╭─ LISTED RECORDS

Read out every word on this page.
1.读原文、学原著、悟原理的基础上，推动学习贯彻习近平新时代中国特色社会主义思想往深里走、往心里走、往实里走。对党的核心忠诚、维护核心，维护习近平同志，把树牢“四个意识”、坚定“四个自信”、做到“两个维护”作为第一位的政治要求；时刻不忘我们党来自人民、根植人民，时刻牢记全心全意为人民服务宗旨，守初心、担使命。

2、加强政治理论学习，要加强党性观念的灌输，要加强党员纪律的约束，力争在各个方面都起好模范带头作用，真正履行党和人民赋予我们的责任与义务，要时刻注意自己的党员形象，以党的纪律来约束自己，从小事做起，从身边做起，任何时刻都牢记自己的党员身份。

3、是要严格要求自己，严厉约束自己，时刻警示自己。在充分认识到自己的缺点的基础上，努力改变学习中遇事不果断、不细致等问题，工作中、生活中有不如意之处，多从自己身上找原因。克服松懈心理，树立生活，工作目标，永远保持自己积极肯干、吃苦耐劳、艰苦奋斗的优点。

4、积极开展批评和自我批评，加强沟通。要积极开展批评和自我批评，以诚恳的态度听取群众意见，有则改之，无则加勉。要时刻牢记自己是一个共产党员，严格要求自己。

╰─

## GIVEN PROBLEM
Your task is to quote all of the data word for word.

## ANSWER TO THE PROBLEM
Read out every word on this page.
1.读原文、学原著、悟原理的基础上，推动学习贯彻习近平新时代中国特色社会主义思想往深里走、往心里走、往实里走。对党的核心忠诚、维护核心，维护习近平同志，把树牢“四个意识”、坚定“四个自信”、做到“两个维护”作为第一位的政治要求；时刻不忘我们党来自人民、根植人民，时刻牢记全心全意为人民服务宗旨，守初心、担使命。

2、加强政治理论学习，要加强党性观念的灌输，要加强党员纪律的约束，力争在各个方面都起好模范带头作用，真正履行党和人民赋予我们的责任与义务，要时刻注意自己的党员形象，以党的纪律来约束自己，从小事做起，从身边做起，任何时刻都牢记自己的党员身份。

3、是要严格要求自己，严厉约束自己，时刻警示自己。在充分认识到自己的缺点的基础上，努力改变学习中遇事不果断、不细致等问题，工作中、生活中有不如意之处，多从自己身上找原因。克服松懈心理，树立生活，工作目标，永远保持自己积极肯干、吃苦耐劳、艰苦奋斗的优点。

4、积极开展批评和自我批评，加强沟通。要积极开展批评和自我批评，以诚恳的态度听取群众意见，有则改之，无则加勉。要时刻牢记自己是一个共产党员，严格要求自己。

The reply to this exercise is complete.